- _Records to use_:
>>>>>

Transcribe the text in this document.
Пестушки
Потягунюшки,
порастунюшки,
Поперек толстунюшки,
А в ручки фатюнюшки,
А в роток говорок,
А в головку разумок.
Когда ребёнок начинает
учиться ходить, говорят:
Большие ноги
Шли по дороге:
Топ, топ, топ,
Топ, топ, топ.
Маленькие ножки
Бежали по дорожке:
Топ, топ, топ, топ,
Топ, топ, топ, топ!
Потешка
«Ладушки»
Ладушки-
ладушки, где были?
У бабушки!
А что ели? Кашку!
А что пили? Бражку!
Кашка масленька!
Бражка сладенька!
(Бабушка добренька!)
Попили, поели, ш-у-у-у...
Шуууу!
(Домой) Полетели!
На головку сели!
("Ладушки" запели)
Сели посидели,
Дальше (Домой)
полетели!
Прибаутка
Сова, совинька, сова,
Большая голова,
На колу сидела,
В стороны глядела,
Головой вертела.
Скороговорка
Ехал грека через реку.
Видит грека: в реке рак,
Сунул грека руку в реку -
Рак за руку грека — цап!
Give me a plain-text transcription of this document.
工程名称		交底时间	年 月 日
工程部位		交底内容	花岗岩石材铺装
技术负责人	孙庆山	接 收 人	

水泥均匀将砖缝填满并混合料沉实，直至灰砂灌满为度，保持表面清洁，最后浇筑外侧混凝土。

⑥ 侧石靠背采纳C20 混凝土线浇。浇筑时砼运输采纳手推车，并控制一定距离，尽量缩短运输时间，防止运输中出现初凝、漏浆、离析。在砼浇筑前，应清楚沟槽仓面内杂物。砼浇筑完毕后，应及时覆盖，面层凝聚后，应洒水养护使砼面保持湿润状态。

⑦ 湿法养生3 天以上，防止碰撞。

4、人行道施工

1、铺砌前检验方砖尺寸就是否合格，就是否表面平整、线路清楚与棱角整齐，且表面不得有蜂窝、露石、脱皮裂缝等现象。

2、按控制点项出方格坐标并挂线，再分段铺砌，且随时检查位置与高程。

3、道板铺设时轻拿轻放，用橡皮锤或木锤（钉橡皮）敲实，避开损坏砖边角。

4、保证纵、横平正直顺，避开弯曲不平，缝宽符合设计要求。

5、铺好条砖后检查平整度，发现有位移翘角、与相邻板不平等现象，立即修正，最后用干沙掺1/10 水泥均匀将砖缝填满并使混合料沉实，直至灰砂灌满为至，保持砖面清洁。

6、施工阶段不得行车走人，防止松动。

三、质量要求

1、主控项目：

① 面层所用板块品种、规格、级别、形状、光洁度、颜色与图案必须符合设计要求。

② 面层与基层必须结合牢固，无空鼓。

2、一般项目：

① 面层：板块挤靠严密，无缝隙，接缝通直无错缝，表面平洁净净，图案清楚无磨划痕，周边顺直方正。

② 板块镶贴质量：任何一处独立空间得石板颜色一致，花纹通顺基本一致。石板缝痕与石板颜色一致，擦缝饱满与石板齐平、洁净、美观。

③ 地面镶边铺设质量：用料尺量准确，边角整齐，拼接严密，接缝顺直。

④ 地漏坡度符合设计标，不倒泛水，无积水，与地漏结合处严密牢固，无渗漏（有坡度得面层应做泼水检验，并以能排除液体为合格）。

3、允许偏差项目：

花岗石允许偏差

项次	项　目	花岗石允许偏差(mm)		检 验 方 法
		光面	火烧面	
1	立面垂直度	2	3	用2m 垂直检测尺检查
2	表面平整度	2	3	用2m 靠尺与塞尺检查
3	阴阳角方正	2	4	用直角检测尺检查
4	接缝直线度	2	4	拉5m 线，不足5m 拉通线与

<<<<<

- _Brief_:
Send back exactly the lines from the line with "Give me a plain-text" through the end of the records.

- _Complete response_:
Give me a plain-text transcription of this document.
工程名称		交底时间	年 月 日
工程部位		交底内容	花岗岩石材铺装
技术负责人	孙庆山	接 收 人	

水泥均匀将砖缝填满并混合料沉实，直至灰砂灌满为度，保持表面清洁，最后浇筑外侧混凝土。

⑥ 侧石靠背采纳C20 混凝土线浇。浇筑时砼运输采纳手推车，并控制一定距离，尽量缩短运输时间，防止运输中出现初凝、漏浆、离析。在砼浇筑前，应清楚沟槽仓面内杂物。砼浇筑完毕后，应及时覆盖，面层凝聚后，应洒水养护使砼面保持湿润状态。

⑦ 湿法养生3 天以上，防止碰撞。

4、人行道施工

1、铺砌前检验方砖尺寸就是否合格，就是否表面平整、线路清楚与棱角整齐，且表面不得有蜂窝、露石、脱皮裂缝等现象。

2、按控制点项出方格坐标并挂线，再分段铺砌，且随时检查位置与高程。

3、道板铺设时轻拿轻放，用橡皮锤或木锤（钉橡皮）敲实，避开损坏砖边角。

4、保证纵、横平正直顺，避开弯曲不平，缝宽符合设计要求。

5、铺好条砖后检查平整度，发现有位移翘角、与相邻板不平等现象，立即修正，最后用干沙掺1/10 水泥均匀将砖缝填满并使混合料沉实，直至灰砂灌满为至，保持砖面清洁。

6、施工阶段不得行车走人，防止松动。

三、质量要求

1、主控项目：

① 面层所用板块品种、规格、级别、形状、光洁度、颜色与图案必须符合设计要求。

② 面层与基层必须结合牢固，无空鼓。

2、一般项目：

① 面层：板块挤靠严密，无缝隙，接缝通直无错缝，表面平洁净净，图案清楚无磨划痕，周边顺直方正。

② 板块镶贴质量：任何一处独立空间得石板颜色一致，花纹通顺基本一致。石板缝痕与石板颜色一致，擦缝饱满与石板齐平、洁净、美观。

③ 地面镶边铺设质量：用料尺量准确，边角整齐，拼接严密，接缝顺直。

④ 地漏坡度符合设计标，不倒泛水，无积水，与地漏结合处严密牢固，无渗漏（有坡度得面层应做泼水检验，并以能排除液体为合格）。

3、允许偏差项目：

花岗石允许偏差

项次	项　目	花岗石允许偏差(mm)		检 验 方 法
		光面	火烧面	
1	立面垂直度	2	3	用2m 垂直检测尺检查
2	表面平整度	2	3	用2m 靠尺与塞尺检查
3	阴阳角方正	2	4	用直角检测尺检查
4	接缝直线度	2	4	拉5m 线，不足5m 拉通线与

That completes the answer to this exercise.